◆ **EXERCISE BRIEF**:
What is the number of lines holding the word "mail"? Write that number and nothing else.
::: GIVEN RECORDS
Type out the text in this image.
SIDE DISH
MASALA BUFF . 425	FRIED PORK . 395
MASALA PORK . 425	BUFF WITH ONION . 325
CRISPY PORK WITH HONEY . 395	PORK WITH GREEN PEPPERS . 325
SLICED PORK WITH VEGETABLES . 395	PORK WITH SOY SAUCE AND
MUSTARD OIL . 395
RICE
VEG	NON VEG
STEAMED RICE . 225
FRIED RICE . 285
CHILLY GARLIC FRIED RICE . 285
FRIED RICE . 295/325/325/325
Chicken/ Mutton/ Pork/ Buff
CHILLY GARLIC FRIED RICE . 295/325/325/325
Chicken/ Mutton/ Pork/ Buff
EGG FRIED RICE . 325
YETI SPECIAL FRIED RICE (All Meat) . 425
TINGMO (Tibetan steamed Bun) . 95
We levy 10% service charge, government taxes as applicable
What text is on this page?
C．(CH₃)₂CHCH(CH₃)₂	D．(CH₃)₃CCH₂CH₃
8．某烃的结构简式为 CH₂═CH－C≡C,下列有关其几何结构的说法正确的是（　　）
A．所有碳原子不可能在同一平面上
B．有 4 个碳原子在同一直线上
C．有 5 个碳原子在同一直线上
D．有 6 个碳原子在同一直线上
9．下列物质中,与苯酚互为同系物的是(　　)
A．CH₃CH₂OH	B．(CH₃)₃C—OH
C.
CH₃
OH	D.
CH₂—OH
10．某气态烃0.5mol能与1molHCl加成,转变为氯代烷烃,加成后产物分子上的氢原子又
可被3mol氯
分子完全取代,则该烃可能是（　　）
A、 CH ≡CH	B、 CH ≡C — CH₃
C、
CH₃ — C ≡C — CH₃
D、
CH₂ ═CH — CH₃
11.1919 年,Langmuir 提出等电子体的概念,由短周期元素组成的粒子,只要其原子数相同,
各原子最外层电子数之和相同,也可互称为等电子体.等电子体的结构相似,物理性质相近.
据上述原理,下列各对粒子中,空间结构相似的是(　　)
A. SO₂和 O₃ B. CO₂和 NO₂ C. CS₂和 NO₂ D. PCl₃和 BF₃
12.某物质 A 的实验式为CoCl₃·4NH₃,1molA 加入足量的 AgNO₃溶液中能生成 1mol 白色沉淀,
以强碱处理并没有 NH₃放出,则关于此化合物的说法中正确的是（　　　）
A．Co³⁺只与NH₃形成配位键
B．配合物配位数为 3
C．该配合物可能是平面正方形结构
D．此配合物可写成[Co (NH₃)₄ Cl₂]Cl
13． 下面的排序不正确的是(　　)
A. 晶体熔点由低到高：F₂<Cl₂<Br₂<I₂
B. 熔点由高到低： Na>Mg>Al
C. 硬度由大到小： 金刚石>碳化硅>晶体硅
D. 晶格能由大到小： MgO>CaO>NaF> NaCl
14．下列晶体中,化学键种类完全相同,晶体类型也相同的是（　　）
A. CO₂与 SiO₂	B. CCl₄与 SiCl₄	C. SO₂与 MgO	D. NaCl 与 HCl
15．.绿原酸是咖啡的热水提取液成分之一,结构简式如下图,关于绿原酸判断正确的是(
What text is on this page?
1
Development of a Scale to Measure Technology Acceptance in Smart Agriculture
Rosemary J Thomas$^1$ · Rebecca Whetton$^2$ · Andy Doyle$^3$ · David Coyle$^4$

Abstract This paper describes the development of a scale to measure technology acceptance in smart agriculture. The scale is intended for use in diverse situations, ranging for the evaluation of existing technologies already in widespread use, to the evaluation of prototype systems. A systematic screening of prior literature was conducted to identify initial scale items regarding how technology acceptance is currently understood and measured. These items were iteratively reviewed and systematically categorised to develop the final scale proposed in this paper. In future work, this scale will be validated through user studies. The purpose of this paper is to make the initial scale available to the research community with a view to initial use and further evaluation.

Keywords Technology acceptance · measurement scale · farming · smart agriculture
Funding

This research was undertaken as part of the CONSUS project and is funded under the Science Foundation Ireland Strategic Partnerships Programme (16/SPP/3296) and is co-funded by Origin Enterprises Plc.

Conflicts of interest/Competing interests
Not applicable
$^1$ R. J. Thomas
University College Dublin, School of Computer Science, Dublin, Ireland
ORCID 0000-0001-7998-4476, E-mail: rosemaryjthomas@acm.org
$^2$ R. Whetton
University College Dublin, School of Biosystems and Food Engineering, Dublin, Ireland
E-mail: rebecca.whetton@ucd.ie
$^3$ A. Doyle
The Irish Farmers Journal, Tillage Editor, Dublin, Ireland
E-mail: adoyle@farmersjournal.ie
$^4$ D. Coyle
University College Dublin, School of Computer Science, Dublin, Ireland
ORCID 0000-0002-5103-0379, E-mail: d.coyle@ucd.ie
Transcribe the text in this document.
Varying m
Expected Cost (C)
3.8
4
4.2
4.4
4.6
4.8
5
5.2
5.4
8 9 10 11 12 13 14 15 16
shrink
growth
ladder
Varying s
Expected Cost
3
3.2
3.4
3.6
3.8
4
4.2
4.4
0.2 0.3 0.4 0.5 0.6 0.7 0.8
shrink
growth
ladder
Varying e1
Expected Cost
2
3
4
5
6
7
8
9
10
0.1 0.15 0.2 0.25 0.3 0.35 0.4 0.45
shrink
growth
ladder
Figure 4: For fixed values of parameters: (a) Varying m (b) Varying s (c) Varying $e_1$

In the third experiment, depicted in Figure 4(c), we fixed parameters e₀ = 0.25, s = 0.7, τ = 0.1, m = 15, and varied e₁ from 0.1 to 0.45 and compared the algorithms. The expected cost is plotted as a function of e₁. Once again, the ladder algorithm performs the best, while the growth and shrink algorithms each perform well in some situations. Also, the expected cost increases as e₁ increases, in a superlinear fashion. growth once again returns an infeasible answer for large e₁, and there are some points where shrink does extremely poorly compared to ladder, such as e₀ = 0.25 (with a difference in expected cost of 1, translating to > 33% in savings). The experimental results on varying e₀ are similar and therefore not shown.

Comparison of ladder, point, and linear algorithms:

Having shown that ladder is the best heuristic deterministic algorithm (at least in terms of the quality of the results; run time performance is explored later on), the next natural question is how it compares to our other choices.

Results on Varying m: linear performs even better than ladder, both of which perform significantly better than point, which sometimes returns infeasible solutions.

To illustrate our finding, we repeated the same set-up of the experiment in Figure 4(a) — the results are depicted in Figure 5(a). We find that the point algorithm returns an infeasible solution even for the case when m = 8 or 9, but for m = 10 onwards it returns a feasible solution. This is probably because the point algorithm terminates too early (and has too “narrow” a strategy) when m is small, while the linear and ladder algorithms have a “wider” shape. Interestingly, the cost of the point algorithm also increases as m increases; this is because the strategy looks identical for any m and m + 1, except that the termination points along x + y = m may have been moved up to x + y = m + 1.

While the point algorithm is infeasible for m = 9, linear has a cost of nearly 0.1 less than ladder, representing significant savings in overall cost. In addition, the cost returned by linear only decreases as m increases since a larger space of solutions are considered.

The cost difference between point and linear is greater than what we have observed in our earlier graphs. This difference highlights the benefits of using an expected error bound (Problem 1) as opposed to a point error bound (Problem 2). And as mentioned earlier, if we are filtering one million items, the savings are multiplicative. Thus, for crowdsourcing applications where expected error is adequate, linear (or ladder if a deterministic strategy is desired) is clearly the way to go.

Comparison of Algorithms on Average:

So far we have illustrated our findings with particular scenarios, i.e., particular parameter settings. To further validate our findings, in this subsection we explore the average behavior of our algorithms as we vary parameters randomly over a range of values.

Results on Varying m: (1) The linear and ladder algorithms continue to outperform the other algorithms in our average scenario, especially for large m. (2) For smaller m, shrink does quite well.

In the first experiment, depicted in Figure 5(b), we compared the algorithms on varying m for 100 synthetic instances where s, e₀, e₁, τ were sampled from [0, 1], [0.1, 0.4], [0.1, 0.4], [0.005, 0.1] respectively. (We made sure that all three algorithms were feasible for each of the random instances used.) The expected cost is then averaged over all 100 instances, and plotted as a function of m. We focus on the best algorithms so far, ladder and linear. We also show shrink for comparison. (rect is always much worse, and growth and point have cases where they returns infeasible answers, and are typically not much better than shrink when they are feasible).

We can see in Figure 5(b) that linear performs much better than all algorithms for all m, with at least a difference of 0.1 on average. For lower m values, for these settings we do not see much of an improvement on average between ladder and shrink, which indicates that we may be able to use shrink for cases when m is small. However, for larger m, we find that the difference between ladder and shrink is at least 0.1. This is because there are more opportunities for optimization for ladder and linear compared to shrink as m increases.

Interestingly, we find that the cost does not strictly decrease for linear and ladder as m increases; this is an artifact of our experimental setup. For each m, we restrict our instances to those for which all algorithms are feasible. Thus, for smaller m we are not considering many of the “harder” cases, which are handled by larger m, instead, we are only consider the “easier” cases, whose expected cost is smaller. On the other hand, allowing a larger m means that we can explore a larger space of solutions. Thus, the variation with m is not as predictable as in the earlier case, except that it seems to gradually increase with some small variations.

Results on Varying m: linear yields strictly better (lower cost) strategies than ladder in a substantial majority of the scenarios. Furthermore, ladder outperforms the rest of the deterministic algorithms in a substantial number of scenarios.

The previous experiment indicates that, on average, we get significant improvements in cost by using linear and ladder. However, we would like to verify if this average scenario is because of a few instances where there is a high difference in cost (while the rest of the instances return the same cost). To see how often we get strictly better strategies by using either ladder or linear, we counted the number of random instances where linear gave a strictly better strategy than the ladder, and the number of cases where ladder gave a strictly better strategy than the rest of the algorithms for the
::::::
◆ **EXERCISE RESPONSE**:
4